__WHAT TO PRODUCE__.
Check each line of the material below for "الجليدي", then copy the ones that contain it.

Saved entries
# # # #
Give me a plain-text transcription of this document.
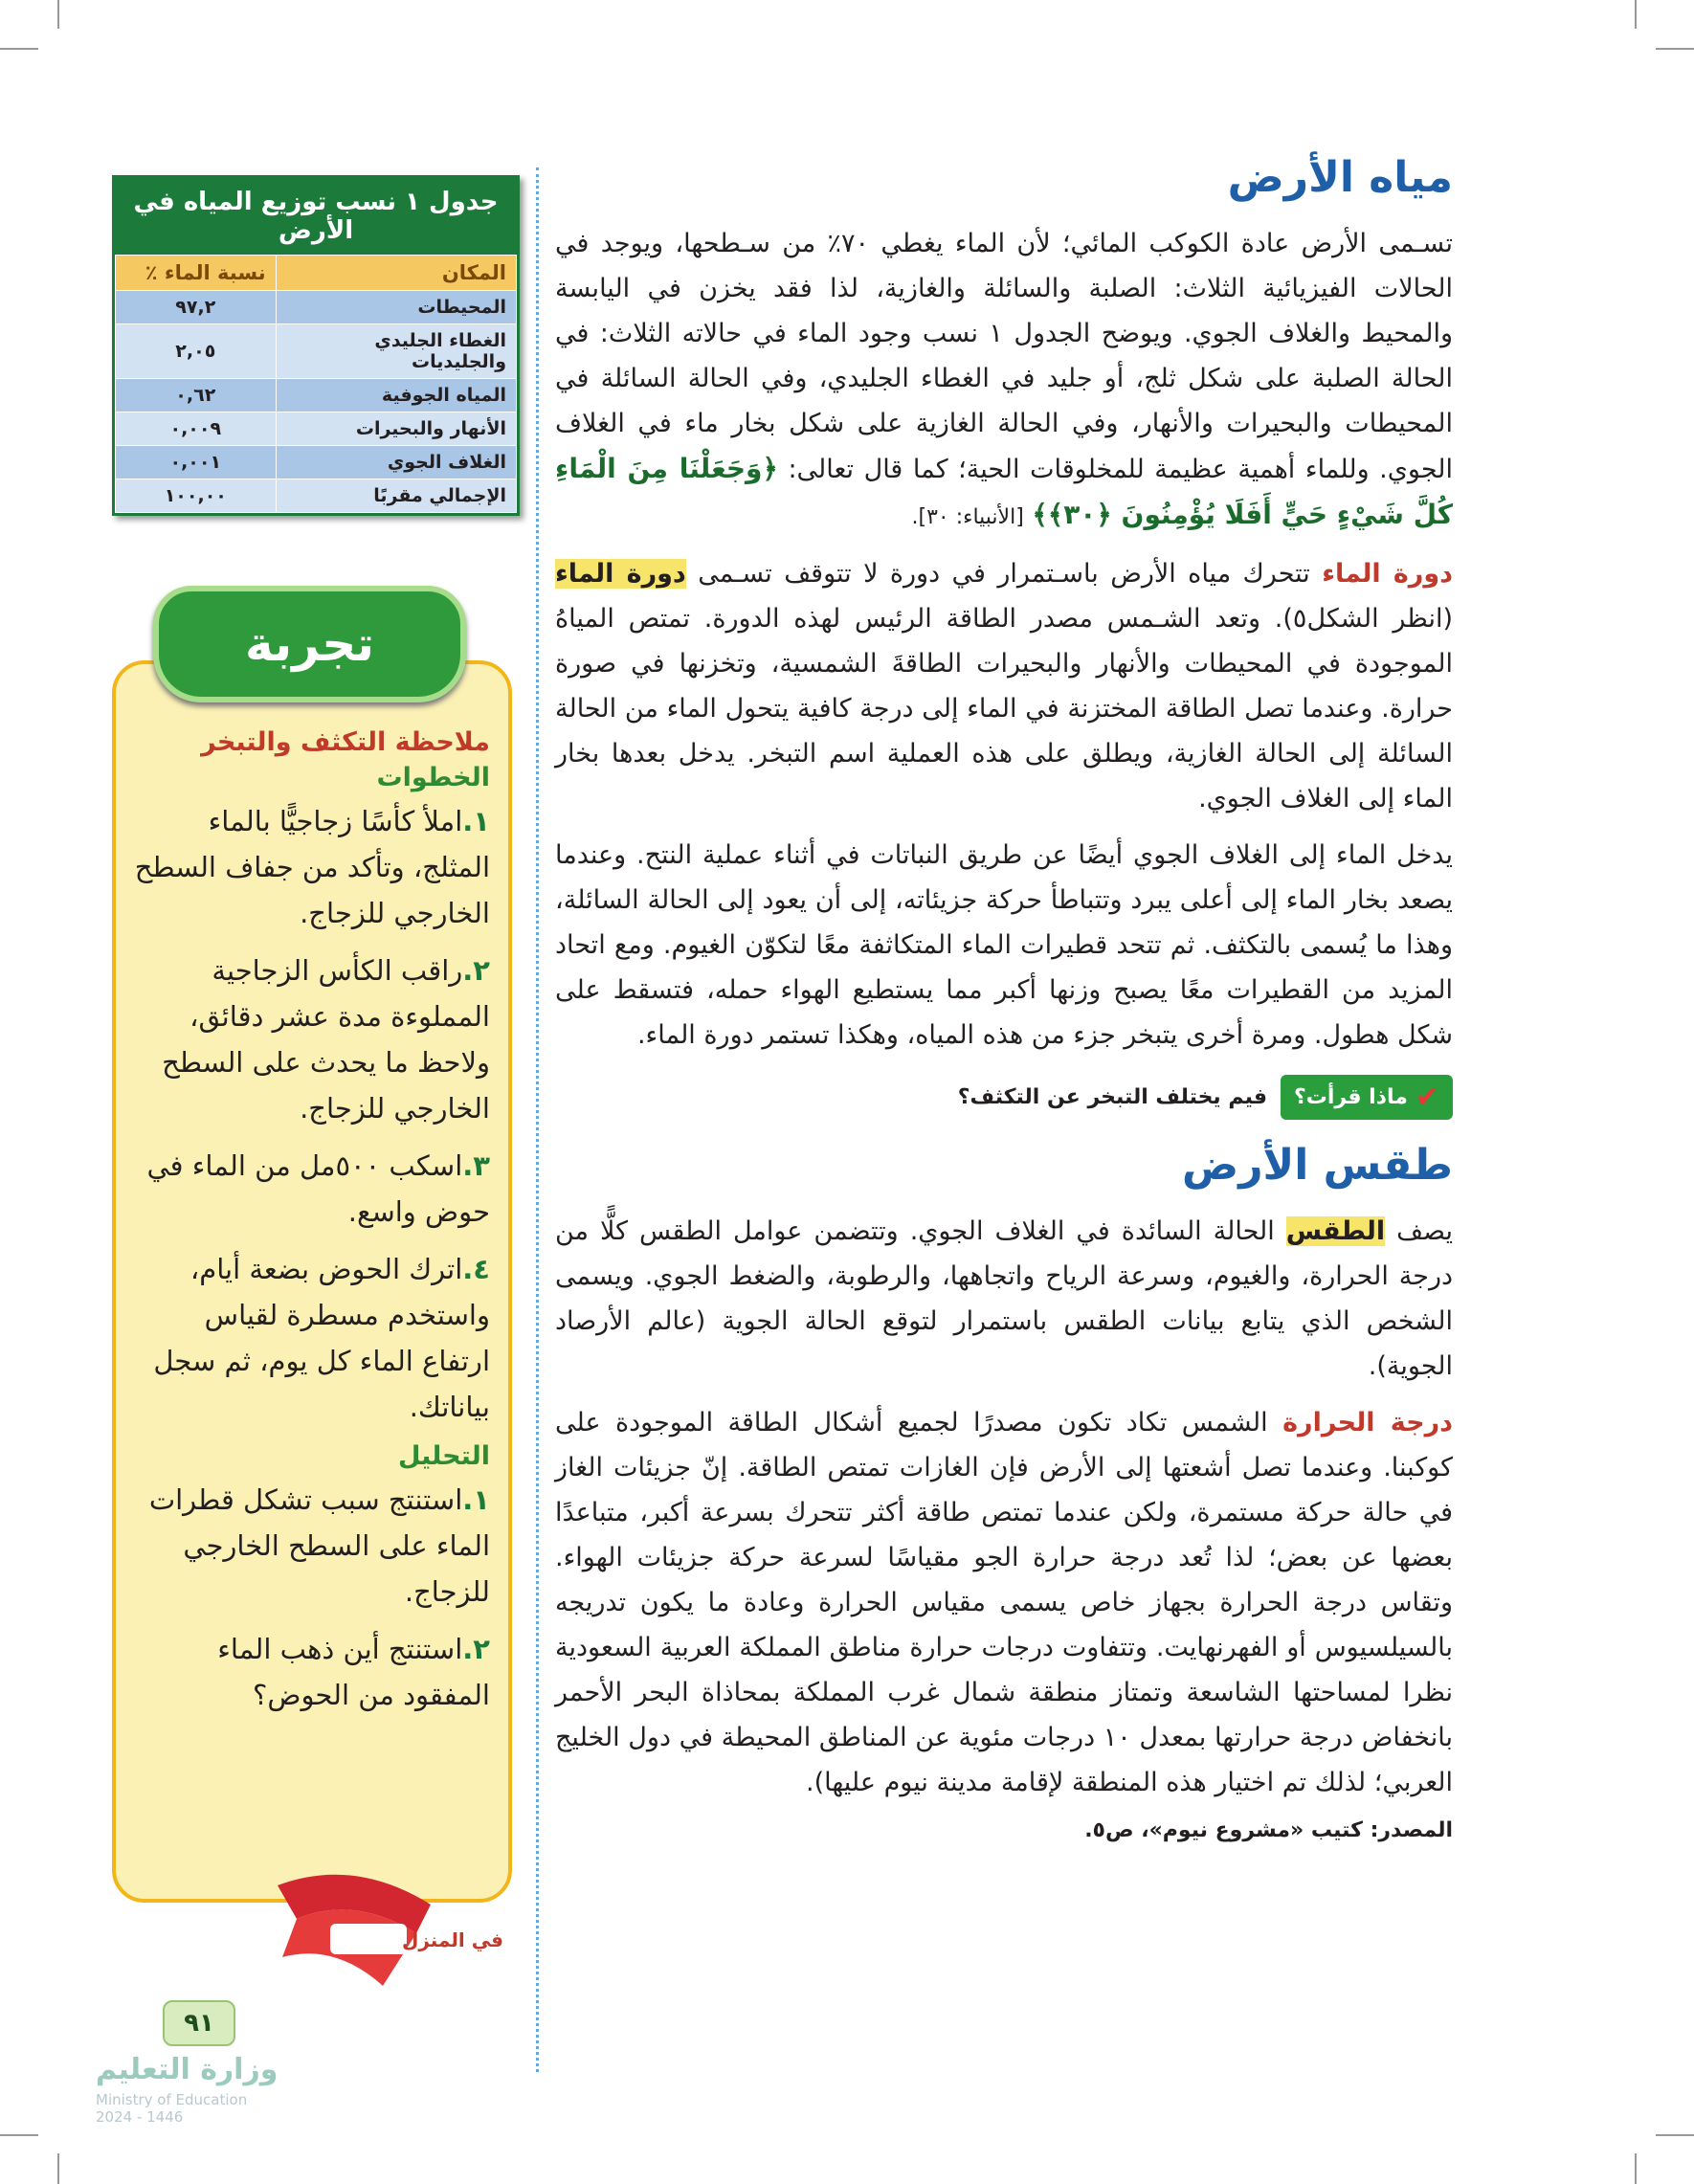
مياه الأرض

تسـمى الأرض عادة الكوكب المائي؛ لأن الماء يغطي ٧٠٪ من سـطحها، ويوجد في الحالات الفيزيائية الثلاث: الصلبة والسائلة والغازية، لذا فقد يخزن في اليابسة والمحيط والغلاف الجوي. ويوضح الجدول ١ نسب وجود الماء في حالاته الثلاث: في الحالة الصلبة على شكل ثلج، أو جليد في الغطاء الجليدي، وفي الحالة السائلة في المحيطات والبحيرات والأنهار، وفي الحالة الغازية على شكل بخار ماء في الغلاف الجوي. وللماء أهمية عظيمة للمخلوقات الحية؛ كما قال تعالى: ﴿وَجَعَلْنَا مِنَ الْمَاءِ كُلَّ شَيْءٍ حَيٍّ أَفَلَا يُؤْمِنُونَ ﴿٣٠﴾﴾ [الأنبياء: ٣٠].

دورة الماء تتحرك مياه الأرض باسـتمرار في دورة لا تتوقف تسـمى دورة الماء (انظر الشكل٥). وتعد الشـمس مصدر الطاقة الرئيس لهذه الدورة. تمتص المياهُ الموجودة في المحيطات والأنهار والبحيرات الطاقةَ الشمسية، وتخزنها في صورة حرارة. وعندما تصل الطاقة المختزنة في الماء إلى درجة كافية يتحول الماء من الحالة السائلة إلى الحالة الغازية، ويطلق على هذه العملية اسم التبخر. يدخل بعدها بخار الماء إلى الغلاف الجوي.

يدخل الماء إلى الغلاف الجوي أيضًا عن طريق النباتات في أثناء عملية النتح. وعندما يصعد بخار الماء إلى أعلى يبرد وتتباطأ حركة جزيئاته، إلى أن يعود إلى الحالة السائلة، وهذا ما يُسمى بالتكثف. ثم تتحد قطيرات الماء المتكاثفة معًا لتكوّن الغيوم. ومع اتحاد المزيد من القطيرات معًا يصبح وزنها أكبر مما يستطيع الهواء حمله، فتسقط على شكل هطول. ومرة أخرى يتبخر جزء من هذه المياه، وهكذا تستمر دورة الماء.

✔
ماذا قرأت؟
فيم يختلف التبخر عن التكثف؟
طقس الأرض

يصف الطقس الحالة السائدة في الغلاف الجوي. وتتضمن عوامل الطقس كلًّا من درجة الحرارة، والغيوم، وسرعة الرياح واتجاهها، والرطوبة، والضغط الجوي. ويسمى الشخص الذي يتابع بيانات الطقس باستمرار لتوقع الحالة الجوية (عالم الأرصاد الجوية).

درجة الحرارة الشمس تكاد تكون مصدرًا لجميع أشكال الطاقة الموجودة على كوكبنا. وعندما تصل أشعتها إلى الأرض فإن الغازات تمتص الطاقة. إنّ جزيئات الغاز في حالة حركة مستمرة، ولكن عندما تمتص طاقة أكثر تتحرك بسرعة أكبر، متباعدًا بعضها عن بعض؛ لذا تُعد درجة حرارة الجو مقياسًا لسرعة حركة جزيئات الهواء. وتقاس درجة الحرارة بجهاز خاص يسمى مقياس الحرارة وعادة ما يكون تدريجه بالسيلسيوس أو الفهرنهايت. وتتفاوت درجات حرارة مناطق المملكة العربية السعودية نظرا لمساحتها الشاسعة وتمتاز منطقة شمال غرب المملكة بمحاذاة البحر الأحمر بانخفاض درجة حرارتها بمعدل ١٠ درجات مئوية عن المناطق المحيطة في دول الخليج العربي؛ لذلك تم اختيار هذه المنطقة لإقامة مدينة نيوم عليها).

المصدر: كتيب «مشروع نيوم»، ص٥.
جدول ١ نسب توزيع المياه في الأرض
المكان	نسبة الماء ٪
المحيطات	٩٧,٢
الغطاء الجليدي والجليديات	٢,٠٥
المياه الجوفية	٠,٦٢
الأنهار والبحيرات	٠,٠٠٩
الغلاف الجوي	٠,٠٠١
الإجمالي مقربًا	١٠٠,٠٠
تجربة
ملاحظة التكثف والتبخر
الخطوات
١.املأ كأسًا زجاجيًّا بالماء المثلج، وتأكد من جفاف السطح الخارجي للزجاج.
٢.راقب الكأس الزجاجية المملوءة مدة عشر دقائق، ولاحظ ما يحدث على السطح الخارجي للزجاج.
٣.اسكب ٥٠٠مل من الماء في حوض واسع.
٤.اترك الحوض بضعة أيام، واستخدم مسطرة لقياس ارتفاع الماء كل يوم، ثم سجل بياناتك.
التحليل
١.استنتج سبب تشكل قطرات الماء على السطح الخارجي للزجاج.
٢.استنتج أين ذهب الماء المفقود من الحوض؟
في المنزل
٩١
وزارة التعليم
Ministry of Education
2024 - 1446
# # # #
__TASK OUTPUT__.
تسـمى الأرض عادة الكوكب المائي؛ لأن الماء يغطي ٧٠٪ من سـطحها، ويوجد في الحالات الفيزيائية الثلاث: الصلبة والسائلة والغازية، لذا فقد يخزن في اليابسة والمحيط والغلاف الجوي. ويوضح الجدول ١ نسب وجود الماء في حالاته الثلاث: في الحالة الصلبة على شكل ثلج، أو جليد في الغطاء الجليدي، وفي الحالة السائلة في المحيطات والبحيرات والأنهار، وفي الحالة الغازية على شكل بخار ماء في الغلاف الجوي. وللماء أهمية عظيمة للمخلوقات الحية؛ كما قال تعالى: ﴿وَجَعَلْنَا مِنَ الْمَاءِ كُلَّ شَيْءٍ حَيٍّ أَفَلَا يُؤْمِنُونَ ﴿٣٠﴾﴾ [الأنبياء: ٣٠].
الغطاء الجليدي والجليديات	٢,٠٥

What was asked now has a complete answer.